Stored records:
------------------------------------------------------------------------

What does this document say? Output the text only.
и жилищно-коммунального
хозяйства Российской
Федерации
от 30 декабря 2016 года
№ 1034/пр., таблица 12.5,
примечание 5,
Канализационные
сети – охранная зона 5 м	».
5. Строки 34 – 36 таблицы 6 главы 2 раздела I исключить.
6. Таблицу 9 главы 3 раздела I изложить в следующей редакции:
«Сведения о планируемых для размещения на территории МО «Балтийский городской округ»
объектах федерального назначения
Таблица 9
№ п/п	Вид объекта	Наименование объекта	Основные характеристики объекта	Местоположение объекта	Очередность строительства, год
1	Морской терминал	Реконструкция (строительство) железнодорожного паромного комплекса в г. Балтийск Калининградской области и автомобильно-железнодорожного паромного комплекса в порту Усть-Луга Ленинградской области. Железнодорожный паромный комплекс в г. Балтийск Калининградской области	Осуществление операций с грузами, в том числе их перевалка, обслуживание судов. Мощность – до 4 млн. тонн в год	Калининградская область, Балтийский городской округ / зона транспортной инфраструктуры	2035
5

------------------------------------------------------------------------

Exercise aim:
Repeat the lines above exactly.

Solution below:
What does this document say? Output the text only.
и жилищно-коммунального
хозяйства Российской
Федерации
от 30 декабря 2016 года
№ 1034/пр., таблица 12.5,
примечание 5,
Канализационные
сети – охранная зона 5 м	».
5. Строки 34 – 36 таблицы 6 главы 2 раздела I исключить.
6. Таблицу 9 главы 3 раздела I изложить в следующей редакции:
«Сведения о планируемых для размещения на территории МО «Балтийский городской округ»
объектах федерального назначения
Таблица 9
№ п/п	Вид объекта	Наименование объекта	Основные характеристики объекта	Местоположение объекта	Очередность строительства, год
1	Морской терминал	Реконструкция (строительство) железнодорожного паромного комплекса в г. Балтийск Калининградской области и автомобильно-железнодорожного паромного комплекса в порту Усть-Луга Ленинградской области. Железнодорожный паромный комплекс в г. Балтийск Калининградской области	Осуществление операций с грузами, в том числе их перевалка, обслуживание судов. Мощность – до 4 млн. тонн в год	Калининградская область, Балтийский городской округ / зона транспортной инфраструктуры	2035
5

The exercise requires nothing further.